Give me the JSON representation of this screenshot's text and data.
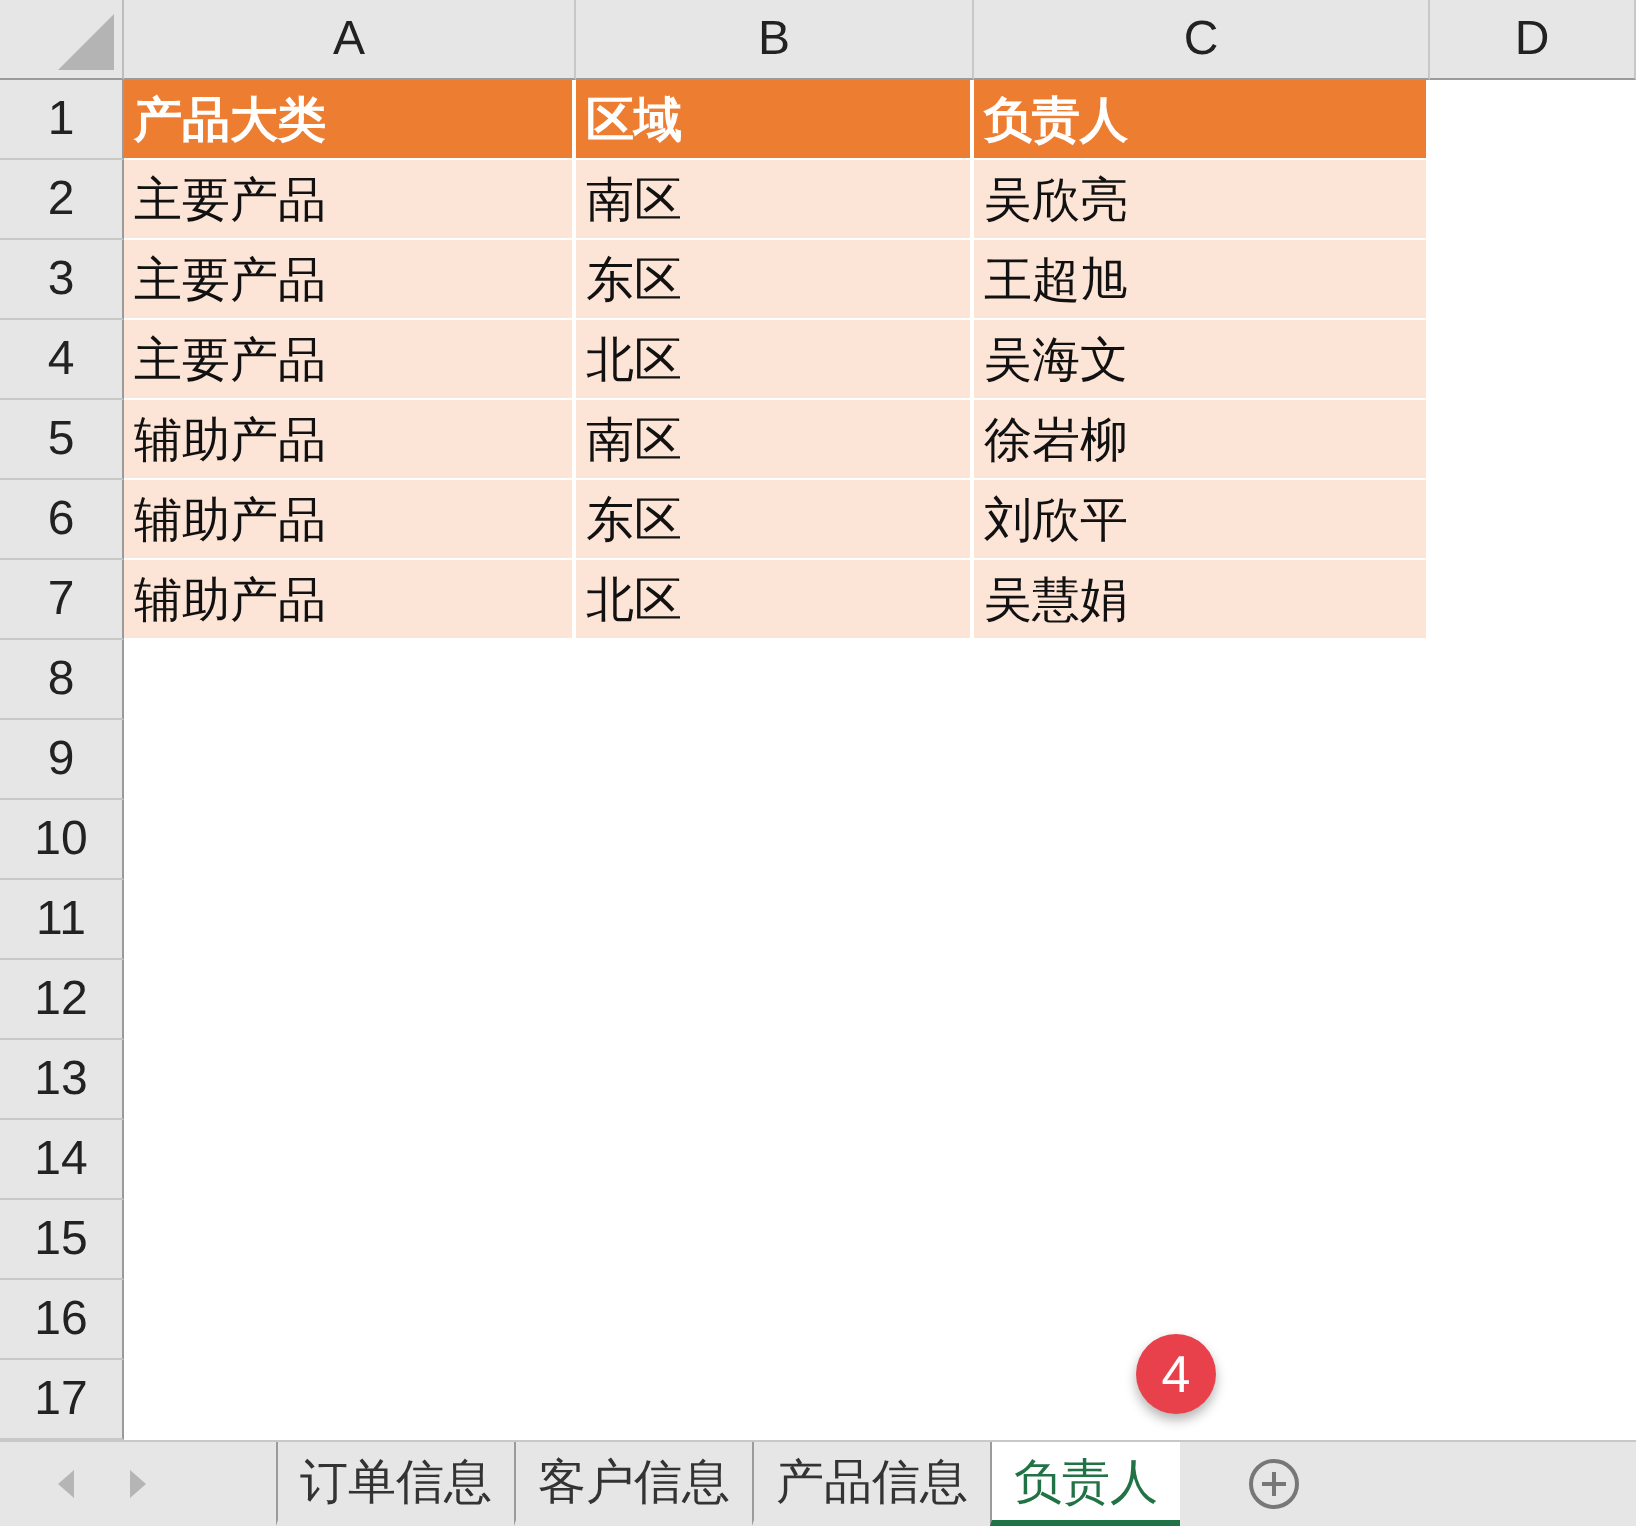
{
  "columns": [
    "A",
    "B",
    "C",
    "D"
  ],
  "row_numbers": [
    "1",
    "2",
    "3",
    "4",
    "5",
    "6",
    "7",
    "8",
    "9",
    "10",
    "11",
    "12",
    "13",
    "14",
    "15",
    "16",
    "17"
  ],
  "rows": [
    {
      "kind": "header",
      "cells": [
        "产品大类",
        "区域",
        "负责人"
      ]
    },
    {
      "kind": "data",
      "cells": [
        "主要产品",
        "南区",
        "吴欣亮"
      ]
    },
    {
      "kind": "data",
      "cells": [
        "主要产品",
        "东区",
        "王超旭"
      ]
    },
    {
      "kind": "data",
      "cells": [
        "主要产品",
        "北区",
        "吴海文"
      ]
    },
    {
      "kind": "data",
      "cells": [
        "辅助产品",
        "南区",
        "徐岩柳"
      ]
    },
    {
      "kind": "data",
      "cells": [
        "辅助产品",
        "东区",
        "刘欣平"
      ]
    },
    {
      "kind": "data",
      "cells": [
        "辅助产品",
        "北区",
        "吴慧娟"
      ]
    }
  ],
  "sheet_tabs": [
    {
      "label": "订单信息",
      "selected": false
    },
    {
      "label": "客户信息",
      "selected": false
    },
    {
      "label": "产品信息",
      "selected": false
    },
    {
      "label": "负责人",
      "selected": true
    }
  ],
  "step_badge": "4"
}
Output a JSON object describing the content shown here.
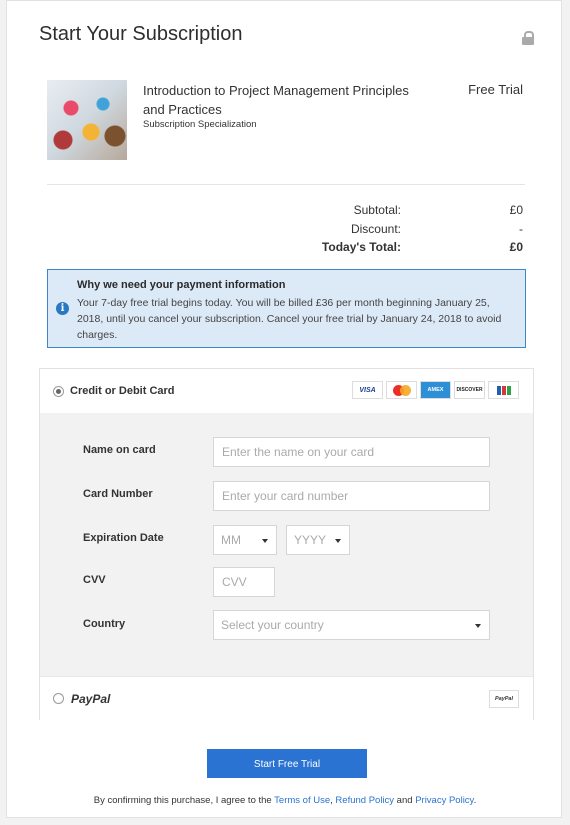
{
  "header": {
    "title": "Start Your Subscription",
    "lock_icon": "lock-icon"
  },
  "course": {
    "title": "Introduction to Project Management Principles and Practices",
    "subtitle": "Subscription Specialization",
    "price_label": "Free Trial"
  },
  "summary": {
    "subtotal_label": "Subtotal:",
    "subtotal_value": "£0",
    "discount_label": "Discount:",
    "discount_value": "-",
    "total_label": "Today's Total:",
    "total_value": "£0"
  },
  "info": {
    "heading": "Why we need your payment information",
    "text": "Your 7-day free trial begins today. You will be billed £36 per month beginning January 25, 2018, until you cancel your subscription. Cancel your free trial by January 24, 2018 to avoid charges.",
    "icon": "i"
  },
  "payment": {
    "card_option": "Credit or Debit Card",
    "card_brands": [
      "VISA",
      "MasterCard",
      "AMEX",
      "DISCOVER",
      "JCB"
    ],
    "fields": {
      "name_label": "Name on card",
      "name_placeholder": "Enter the name on your card",
      "number_label": "Card Number",
      "number_placeholder": "Enter your card number",
      "expiry_label": "Expiration Date",
      "month_value": "MM",
      "year_value": "YYYY",
      "cvv_label": "CVV",
      "cvv_placeholder": "CVV",
      "country_label": "Country",
      "country_value": "Select your country"
    },
    "paypal_option": "PayPal",
    "paypal_badge": "PayPal"
  },
  "cta": {
    "label": "Start Free Trial"
  },
  "legal": {
    "prefix": "By confirming this purchase, I agree to the ",
    "terms": "Terms of Use",
    "sep1": ", ",
    "refund": "Refund Policy",
    "sep2": " and ",
    "privacy": "Privacy Policy",
    "suffix": "."
  },
  "colors": {
    "accent": "#2a73d2",
    "info_bg": "#dce9f7",
    "info_border": "#3e86c6"
  }
}
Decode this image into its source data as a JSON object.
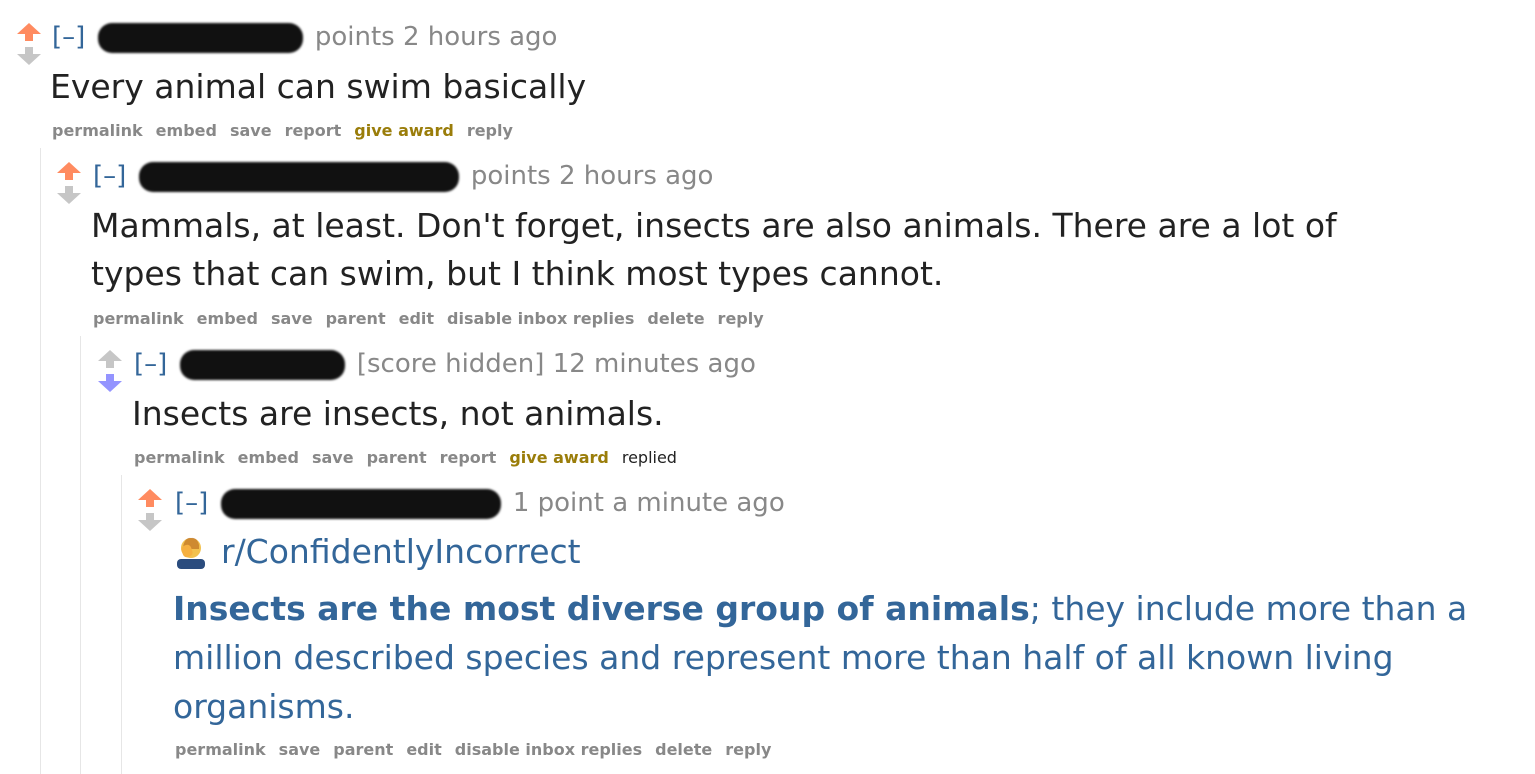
{
  "comments": [
    {
      "tagline": {
        "expand": "[–]",
        "score": "points",
        "time": "2 hours ago"
      },
      "body": "Every animal can swim basically",
      "buttons": [
        "permalink",
        "embed",
        "save",
        "report",
        "give award",
        "reply"
      ]
    },
    {
      "tagline": {
        "expand": "[–]",
        "score": "points",
        "time": "2 hours ago"
      },
      "body": "Mammals, at least. Don't forget, insects are also animals. There are a lot of types that can swim, but I think most types cannot.",
      "buttons": [
        "permalink",
        "embed",
        "save",
        "parent",
        "edit",
        "disable inbox replies",
        "delete",
        "reply"
      ]
    },
    {
      "tagline": {
        "expand": "[–]",
        "score": "[score hidden]",
        "time": "12 minutes ago"
      },
      "body": "Insects are insects, not animals.",
      "buttons": [
        "permalink",
        "embed",
        "save",
        "parent",
        "report",
        "give award",
        "replied"
      ]
    },
    {
      "tagline": {
        "expand": "[–]",
        "score": "1 point",
        "time": "a minute ago"
      },
      "subreddit": "r/ConfidentlyIncorrect",
      "quote_bold": "Insects are the most diverse group of animals",
      "quote_rest": "; they include more than a million described species and represent more than half of all known living organisms.",
      "buttons": [
        "permalink",
        "save",
        "parent",
        "edit",
        "disable inbox replies",
        "delete",
        "reply"
      ]
    }
  ],
  "colors": {
    "upvote": "#ff8b60",
    "downvote": "#9494ff",
    "neutral": "#c6c6c6",
    "link": "#336699",
    "gold": "#9a7d0a"
  },
  "icons": [
    "upvote-arrow-icon",
    "downvote-arrow-icon",
    "facepalm-icon"
  ]
}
● ● ● ● ●
YOUR INSTRUCTIONS: Reproduce each line of the records exactly, and omit every picture.

ANSWER TO THE PROBLEM:
Give me the JSON representation of this screenshot's text and data.
{
  "columns": [
    "A",
    "B",
    "C",
    "D"
  ],
  "row_numbers": [
    "1",
    "2",
    "3",
    "4",
    "5",
    "6",
    "7",
    "8",
    "9",
    "10",
    "11",
    "12",
    "13",
    "14",
    "15",
    "16",
    "17"
  ],
  "rows": [
    {
      "kind": "header",
      "cells": [
        "产品大类",
        "区域",
        "负责人"
      ]
    },
    {
      "kind": "data",
      "cells": [
        "主要产品",
        "南区",
        "吴欣亮"
      ]
    },
    {
      "kind": "data",
      "cells": [
        "主要产品",
        "东区",
        "王超旭"
      ]
    },
    {
      "kind": "data",
      "cells": [
        "主要产品",
        "北区",
        "吴海文"
      ]
    },
    {
      "kind": "data",
      "cells": [
        "辅助产品",
        "南区",
        "徐岩柳"
      ]
    },
    {
      "kind": "data",
      "cells": [
        "辅助产品",
        "东区",
        "刘欣平"
      ]
    },
    {
      "kind": "data",
      "cells": [
        "辅助产品",
        "北区",
        "吴慧娟"
      ]
    }
  ],
  "sheet_tabs": [
    {
      "label": "订单信息",
      "selected": false
    },
    {
      "label": "客户信息",
      "selected": false
    },
    {
      "label": "产品信息",
      "selected": false
    },
    {
      "label": "负责人",
      "selected": true
    }
  ],
  "step_badge": "4"
}
Output a JSON object describing the content shown here.
{
  "header": {
    "title": "Start Your Subscription",
    "lock_icon": "lock-icon"
  },
  "course": {
    "title": "Introduction to Project Management Principles and Practices",
    "subtitle": "Subscription Specialization",
    "price_label": "Free Trial"
  },
  "summary": {
    "subtotal_label": "Subtotal:",
    "subtotal_value": "£0",
    "discount_label": "Discount:",
    "discount_value": "-",
    "total_label": "Today's Total:",
    "total_value": "£0"
  },
  "info": {
    "heading": "Why we need your payment information",
    "text": "Your 7-day free trial begins today. You will be billed £36 per month beginning January 25, 2018, until you cancel your subscription. Cancel your free trial by January 24, 2018 to avoid charges.",
    "icon": "i"
  },
  "payment": {
    "card_option": "Credit or Debit Card",
    "card_brands": [
      "VISA",
      "MasterCard",
      "AMEX",
      "DISCOVER",
      "JCB"
    ],
    "fields": {
      "name_label": "Name on card",
      "name_placeholder": "Enter the name on your card",
      "number_label": "Card Number",
      "number_placeholder": "Enter your card number",
      "expiry_label": "Expiration Date",
      "month_value": "MM",
      "year_value": "YYYY",
      "cvv_label": "CVV",
      "cvv_placeholder": "CVV",
      "country_label": "Country",
      "country_value": "Select your country"
    },
    "paypal_option": "PayPal",
    "paypal_badge": "PayPal"
  },
  "cta": {
    "label": "Start Free Trial"
  },
  "legal": {
    "prefix": "By confirming this purchase, I agree to the ",
    "terms": "Terms of Use",
    "sep1": ", ",
    "refund": "Refund Policy",
    "sep2": " and ",
    "privacy": "Privacy Policy",
    "suffix": "."
  },
  "colors": {
    "accent": "#2a73d2",
    "info_bg": "#dce9f7",
    "info_border": "#3e86c6"
  }
}
Decode this image into its source data as a JSON object.
{
  "comments": [
    {
      "tagline": {
        "expand": "[–]",
        "score": "points",
        "time": "2 hours ago"
      },
      "body": "Every animal can swim basically",
      "buttons": [
        "permalink",
        "embed",
        "save",
        "report",
        "give award",
        "reply"
      ]
    },
    {
      "tagline": {
        "expand": "[–]",
        "score": "points",
        "time": "2 hours ago"
      },
      "body": "Mammals, at least. Don't forget, insects are also animals. There are a lot of types that can swim, but I think most types cannot.",
      "buttons": [
        "permalink",
        "embed",
        "save",
        "parent",
        "edit",
        "disable inbox replies",
        "delete",
        "reply"
      ]
    },
    {
      "tagline": {
        "expand": "[–]",
        "score": "[score hidden]",
        "time": "12 minutes ago"
      },
      "body": "Insects are insects, not animals.",
      "buttons": [
        "permalink",
        "embed",
        "save",
        "parent",
        "report",
        "give award",
        "replied"
      ]
    },
    {
      "tagline": {
        "expand": "[–]",
        "score": "1 point",
        "time": "a minute ago"
      },
      "subreddit": "r/ConfidentlyIncorrect",
      "quote_bold": "Insects are the most diverse group of animals",
      "quote_rest": "; they include more than a million described species and represent more than half of all known living organisms.",
      "buttons": [
        "permalink",
        "save",
        "parent",
        "edit",
        "disable inbox replies",
        "delete",
        "reply"
      ]
    }
  ],
  "colors": {
    "upvote": "#ff8b60",
    "downvote": "#9494ff",
    "neutral": "#c6c6c6",
    "link": "#336699",
    "gold": "#9a7d0a"
  },
  "icons": [
    "upvote-arrow-icon",
    "downvote-arrow-icon",
    "facepalm-icon"
  ]
}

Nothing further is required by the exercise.